**What you will do**
Find the lines holding the string "this" in the data, then copy all of them.

Data entries
+ + + +
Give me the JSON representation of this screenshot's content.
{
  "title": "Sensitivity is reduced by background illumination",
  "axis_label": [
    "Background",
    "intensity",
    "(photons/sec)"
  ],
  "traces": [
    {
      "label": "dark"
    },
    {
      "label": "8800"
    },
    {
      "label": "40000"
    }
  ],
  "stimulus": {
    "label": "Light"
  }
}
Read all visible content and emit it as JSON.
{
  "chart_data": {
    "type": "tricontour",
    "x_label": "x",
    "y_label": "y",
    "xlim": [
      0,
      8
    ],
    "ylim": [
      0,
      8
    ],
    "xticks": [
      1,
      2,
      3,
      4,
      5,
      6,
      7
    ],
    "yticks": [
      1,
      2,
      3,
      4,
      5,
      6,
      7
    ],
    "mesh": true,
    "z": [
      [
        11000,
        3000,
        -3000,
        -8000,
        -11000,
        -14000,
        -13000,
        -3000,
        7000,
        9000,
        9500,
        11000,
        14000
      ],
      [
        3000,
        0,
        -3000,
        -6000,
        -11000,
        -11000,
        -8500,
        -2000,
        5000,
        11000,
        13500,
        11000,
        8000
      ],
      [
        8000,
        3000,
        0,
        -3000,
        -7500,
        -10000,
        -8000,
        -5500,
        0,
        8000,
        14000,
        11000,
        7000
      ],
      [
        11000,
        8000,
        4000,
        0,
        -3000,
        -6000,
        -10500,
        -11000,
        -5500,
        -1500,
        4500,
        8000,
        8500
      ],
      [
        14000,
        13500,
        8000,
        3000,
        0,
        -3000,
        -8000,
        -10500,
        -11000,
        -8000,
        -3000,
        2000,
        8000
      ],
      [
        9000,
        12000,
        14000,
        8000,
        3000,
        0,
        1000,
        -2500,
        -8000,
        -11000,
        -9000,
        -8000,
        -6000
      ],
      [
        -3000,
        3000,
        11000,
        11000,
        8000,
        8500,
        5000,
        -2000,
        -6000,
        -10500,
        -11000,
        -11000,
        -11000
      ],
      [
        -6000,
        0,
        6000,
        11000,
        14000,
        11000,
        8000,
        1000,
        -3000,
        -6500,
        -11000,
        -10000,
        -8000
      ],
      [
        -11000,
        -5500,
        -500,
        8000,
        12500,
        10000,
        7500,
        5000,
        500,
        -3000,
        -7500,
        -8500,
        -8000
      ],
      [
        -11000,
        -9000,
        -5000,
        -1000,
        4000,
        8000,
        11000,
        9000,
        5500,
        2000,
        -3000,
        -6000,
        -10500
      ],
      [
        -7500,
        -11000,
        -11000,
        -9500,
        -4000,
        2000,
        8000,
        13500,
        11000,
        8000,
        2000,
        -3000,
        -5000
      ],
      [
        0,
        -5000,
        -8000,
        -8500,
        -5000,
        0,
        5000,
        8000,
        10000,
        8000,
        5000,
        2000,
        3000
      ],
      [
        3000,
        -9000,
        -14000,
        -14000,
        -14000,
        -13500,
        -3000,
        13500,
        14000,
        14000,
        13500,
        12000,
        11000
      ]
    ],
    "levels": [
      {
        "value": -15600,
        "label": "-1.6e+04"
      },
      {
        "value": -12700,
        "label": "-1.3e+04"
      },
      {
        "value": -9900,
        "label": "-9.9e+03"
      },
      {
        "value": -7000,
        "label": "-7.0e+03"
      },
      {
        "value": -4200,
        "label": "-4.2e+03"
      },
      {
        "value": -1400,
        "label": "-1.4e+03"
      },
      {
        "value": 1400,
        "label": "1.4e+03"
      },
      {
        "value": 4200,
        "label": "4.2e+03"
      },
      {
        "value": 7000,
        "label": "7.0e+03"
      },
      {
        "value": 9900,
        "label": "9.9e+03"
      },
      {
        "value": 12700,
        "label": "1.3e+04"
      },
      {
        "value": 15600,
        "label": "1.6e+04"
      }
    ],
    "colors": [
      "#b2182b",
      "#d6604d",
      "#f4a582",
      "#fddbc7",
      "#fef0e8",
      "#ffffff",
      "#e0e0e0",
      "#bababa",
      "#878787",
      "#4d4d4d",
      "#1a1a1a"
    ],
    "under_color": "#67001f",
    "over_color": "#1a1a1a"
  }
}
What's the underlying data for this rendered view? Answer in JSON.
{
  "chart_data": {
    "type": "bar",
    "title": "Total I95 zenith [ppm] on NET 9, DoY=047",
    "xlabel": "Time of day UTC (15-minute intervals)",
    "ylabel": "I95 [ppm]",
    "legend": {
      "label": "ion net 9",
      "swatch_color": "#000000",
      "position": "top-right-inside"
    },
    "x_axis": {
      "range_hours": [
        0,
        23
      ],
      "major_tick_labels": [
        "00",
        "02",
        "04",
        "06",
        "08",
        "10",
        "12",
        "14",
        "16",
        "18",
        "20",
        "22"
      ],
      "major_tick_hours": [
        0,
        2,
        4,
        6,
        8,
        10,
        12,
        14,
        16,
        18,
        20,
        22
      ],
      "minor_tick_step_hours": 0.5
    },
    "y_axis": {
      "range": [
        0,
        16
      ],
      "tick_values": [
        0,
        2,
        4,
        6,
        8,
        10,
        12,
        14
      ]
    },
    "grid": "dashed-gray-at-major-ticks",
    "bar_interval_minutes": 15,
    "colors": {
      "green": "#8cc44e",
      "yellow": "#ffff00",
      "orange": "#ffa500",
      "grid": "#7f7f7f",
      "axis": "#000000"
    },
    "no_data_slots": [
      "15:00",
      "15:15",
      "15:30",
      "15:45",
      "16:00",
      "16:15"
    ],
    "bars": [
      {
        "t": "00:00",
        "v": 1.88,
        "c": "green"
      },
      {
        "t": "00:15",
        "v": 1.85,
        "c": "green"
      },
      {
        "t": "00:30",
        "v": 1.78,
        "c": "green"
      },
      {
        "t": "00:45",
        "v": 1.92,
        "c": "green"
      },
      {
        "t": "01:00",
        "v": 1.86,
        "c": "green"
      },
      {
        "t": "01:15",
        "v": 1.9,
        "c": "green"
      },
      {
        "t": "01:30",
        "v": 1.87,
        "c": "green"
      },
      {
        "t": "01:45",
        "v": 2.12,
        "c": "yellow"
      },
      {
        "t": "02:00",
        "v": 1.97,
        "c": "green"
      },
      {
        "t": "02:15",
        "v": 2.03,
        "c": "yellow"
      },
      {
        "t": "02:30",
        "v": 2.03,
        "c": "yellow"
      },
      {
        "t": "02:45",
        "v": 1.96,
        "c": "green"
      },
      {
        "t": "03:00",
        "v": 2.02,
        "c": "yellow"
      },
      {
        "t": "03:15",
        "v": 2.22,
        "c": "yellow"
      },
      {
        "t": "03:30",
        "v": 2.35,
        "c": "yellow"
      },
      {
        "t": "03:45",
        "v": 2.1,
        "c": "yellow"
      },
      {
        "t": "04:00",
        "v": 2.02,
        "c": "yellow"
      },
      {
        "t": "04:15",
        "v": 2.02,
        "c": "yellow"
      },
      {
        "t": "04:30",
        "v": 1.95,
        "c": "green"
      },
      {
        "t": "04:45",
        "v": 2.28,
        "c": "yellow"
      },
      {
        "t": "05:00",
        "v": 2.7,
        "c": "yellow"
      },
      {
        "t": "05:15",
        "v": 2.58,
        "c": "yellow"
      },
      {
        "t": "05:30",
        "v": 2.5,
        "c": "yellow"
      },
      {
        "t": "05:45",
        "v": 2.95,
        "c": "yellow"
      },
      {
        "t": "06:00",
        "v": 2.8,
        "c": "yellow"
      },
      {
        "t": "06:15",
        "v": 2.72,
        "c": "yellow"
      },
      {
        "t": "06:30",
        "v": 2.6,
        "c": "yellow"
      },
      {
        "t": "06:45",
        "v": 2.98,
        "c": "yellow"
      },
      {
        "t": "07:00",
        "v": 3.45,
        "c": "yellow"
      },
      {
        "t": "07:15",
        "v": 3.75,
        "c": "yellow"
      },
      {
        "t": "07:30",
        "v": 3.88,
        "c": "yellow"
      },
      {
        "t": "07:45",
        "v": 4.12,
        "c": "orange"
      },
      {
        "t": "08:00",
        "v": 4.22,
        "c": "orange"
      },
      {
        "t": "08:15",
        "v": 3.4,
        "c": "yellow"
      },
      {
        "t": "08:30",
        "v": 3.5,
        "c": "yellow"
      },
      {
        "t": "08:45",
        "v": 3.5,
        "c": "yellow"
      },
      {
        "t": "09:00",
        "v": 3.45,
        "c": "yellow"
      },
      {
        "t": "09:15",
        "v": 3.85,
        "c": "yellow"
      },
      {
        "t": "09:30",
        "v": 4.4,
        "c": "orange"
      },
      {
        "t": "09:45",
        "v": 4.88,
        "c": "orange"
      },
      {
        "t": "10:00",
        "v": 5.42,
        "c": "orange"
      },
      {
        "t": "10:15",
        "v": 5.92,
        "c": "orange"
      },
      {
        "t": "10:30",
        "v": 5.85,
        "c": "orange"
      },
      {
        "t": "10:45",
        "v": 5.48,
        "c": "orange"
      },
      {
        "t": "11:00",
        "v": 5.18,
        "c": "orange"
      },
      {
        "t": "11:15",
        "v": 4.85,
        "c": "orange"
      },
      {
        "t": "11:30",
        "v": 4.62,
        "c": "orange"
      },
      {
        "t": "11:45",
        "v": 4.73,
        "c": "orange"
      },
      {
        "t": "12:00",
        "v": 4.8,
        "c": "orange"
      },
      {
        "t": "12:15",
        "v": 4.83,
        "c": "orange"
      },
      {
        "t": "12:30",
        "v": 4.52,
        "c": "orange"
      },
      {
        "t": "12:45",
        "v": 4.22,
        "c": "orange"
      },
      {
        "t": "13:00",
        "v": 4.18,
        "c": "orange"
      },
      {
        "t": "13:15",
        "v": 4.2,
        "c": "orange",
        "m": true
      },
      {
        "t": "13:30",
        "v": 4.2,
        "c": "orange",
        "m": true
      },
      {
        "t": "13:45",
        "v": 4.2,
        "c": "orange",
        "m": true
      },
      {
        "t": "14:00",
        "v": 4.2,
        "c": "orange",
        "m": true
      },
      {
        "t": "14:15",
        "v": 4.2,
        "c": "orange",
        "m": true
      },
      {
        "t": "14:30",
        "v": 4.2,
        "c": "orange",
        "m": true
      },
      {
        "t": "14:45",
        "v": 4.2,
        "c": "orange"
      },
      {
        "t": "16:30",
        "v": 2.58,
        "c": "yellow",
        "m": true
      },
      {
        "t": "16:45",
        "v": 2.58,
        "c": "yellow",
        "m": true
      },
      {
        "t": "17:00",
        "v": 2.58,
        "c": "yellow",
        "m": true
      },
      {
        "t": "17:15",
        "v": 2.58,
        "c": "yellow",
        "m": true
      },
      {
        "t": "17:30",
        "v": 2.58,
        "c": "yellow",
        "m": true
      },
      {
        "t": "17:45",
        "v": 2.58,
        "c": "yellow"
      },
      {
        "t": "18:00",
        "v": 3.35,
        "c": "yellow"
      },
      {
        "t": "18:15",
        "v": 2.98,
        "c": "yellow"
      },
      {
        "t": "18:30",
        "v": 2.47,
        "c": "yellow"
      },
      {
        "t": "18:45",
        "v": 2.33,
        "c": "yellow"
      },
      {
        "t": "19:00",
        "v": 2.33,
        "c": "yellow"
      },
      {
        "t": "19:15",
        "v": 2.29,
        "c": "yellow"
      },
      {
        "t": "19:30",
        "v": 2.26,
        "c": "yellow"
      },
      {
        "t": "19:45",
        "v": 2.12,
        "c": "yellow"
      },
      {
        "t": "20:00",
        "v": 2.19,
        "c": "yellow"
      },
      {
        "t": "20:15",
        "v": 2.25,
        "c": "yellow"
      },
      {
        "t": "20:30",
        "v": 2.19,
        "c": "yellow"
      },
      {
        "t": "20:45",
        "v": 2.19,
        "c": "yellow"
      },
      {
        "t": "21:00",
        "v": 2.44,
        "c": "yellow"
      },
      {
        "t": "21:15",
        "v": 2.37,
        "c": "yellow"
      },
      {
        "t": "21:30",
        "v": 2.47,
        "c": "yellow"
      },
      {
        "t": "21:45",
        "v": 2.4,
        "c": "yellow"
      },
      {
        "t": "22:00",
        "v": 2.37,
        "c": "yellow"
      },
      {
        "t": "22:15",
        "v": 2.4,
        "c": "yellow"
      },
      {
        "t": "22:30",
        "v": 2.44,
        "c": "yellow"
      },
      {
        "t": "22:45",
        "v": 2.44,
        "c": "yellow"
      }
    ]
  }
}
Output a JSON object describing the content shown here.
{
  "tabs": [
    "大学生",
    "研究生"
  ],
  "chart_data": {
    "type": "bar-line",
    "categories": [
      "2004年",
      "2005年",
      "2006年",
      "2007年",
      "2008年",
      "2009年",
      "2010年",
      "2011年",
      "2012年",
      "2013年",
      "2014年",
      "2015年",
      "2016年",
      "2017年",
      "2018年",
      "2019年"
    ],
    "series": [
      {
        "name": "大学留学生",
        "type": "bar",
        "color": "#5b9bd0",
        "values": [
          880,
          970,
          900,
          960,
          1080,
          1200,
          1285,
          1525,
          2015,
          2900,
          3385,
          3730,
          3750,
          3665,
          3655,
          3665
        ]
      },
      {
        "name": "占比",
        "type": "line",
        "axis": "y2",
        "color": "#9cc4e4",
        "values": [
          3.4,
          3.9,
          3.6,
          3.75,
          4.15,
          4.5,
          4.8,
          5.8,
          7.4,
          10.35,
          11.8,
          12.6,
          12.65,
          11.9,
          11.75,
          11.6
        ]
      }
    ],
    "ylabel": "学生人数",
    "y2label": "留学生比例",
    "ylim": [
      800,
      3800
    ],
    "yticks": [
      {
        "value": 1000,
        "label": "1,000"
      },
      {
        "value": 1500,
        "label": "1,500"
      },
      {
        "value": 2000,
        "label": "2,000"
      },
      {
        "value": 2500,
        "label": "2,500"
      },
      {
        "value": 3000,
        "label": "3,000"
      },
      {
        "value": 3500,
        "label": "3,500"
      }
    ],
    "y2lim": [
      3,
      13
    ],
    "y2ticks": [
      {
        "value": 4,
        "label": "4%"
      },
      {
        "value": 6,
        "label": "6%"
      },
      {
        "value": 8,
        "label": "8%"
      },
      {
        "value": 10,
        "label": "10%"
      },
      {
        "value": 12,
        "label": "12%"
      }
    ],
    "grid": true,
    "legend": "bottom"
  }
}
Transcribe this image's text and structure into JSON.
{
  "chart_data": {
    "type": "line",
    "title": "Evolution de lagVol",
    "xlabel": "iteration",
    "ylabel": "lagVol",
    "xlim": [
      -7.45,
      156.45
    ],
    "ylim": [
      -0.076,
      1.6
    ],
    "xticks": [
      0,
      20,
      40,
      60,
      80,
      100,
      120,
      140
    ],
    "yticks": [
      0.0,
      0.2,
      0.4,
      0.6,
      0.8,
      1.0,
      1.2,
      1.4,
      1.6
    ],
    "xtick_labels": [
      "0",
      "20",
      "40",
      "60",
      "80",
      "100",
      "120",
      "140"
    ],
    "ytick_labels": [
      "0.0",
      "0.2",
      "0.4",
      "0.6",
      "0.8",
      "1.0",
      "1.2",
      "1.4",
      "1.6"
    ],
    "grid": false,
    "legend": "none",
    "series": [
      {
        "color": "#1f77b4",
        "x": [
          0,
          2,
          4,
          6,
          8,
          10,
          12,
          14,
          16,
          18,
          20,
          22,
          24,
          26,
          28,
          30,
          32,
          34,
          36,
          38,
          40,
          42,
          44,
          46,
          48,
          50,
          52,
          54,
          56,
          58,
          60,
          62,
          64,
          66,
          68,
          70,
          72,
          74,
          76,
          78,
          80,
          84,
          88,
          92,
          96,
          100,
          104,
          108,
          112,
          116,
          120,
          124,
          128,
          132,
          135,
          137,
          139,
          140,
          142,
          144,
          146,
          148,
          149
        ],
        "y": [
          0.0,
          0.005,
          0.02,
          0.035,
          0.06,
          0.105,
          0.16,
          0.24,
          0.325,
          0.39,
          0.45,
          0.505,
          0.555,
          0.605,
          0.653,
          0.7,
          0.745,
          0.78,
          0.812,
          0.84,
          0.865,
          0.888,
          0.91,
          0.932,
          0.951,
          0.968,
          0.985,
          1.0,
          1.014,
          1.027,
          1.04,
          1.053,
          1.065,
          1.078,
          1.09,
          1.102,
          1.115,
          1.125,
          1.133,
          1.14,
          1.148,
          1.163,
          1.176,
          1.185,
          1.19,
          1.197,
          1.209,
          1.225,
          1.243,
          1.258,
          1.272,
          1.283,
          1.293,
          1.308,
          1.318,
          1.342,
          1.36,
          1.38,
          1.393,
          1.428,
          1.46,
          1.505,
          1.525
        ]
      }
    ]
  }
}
+ + + +
**Written solution**
Give me the JSON representation of this screenshot's content.
What's the underlying data for this rendered view? Answer in JSON.
Transcribe this image's text and structure into JSON.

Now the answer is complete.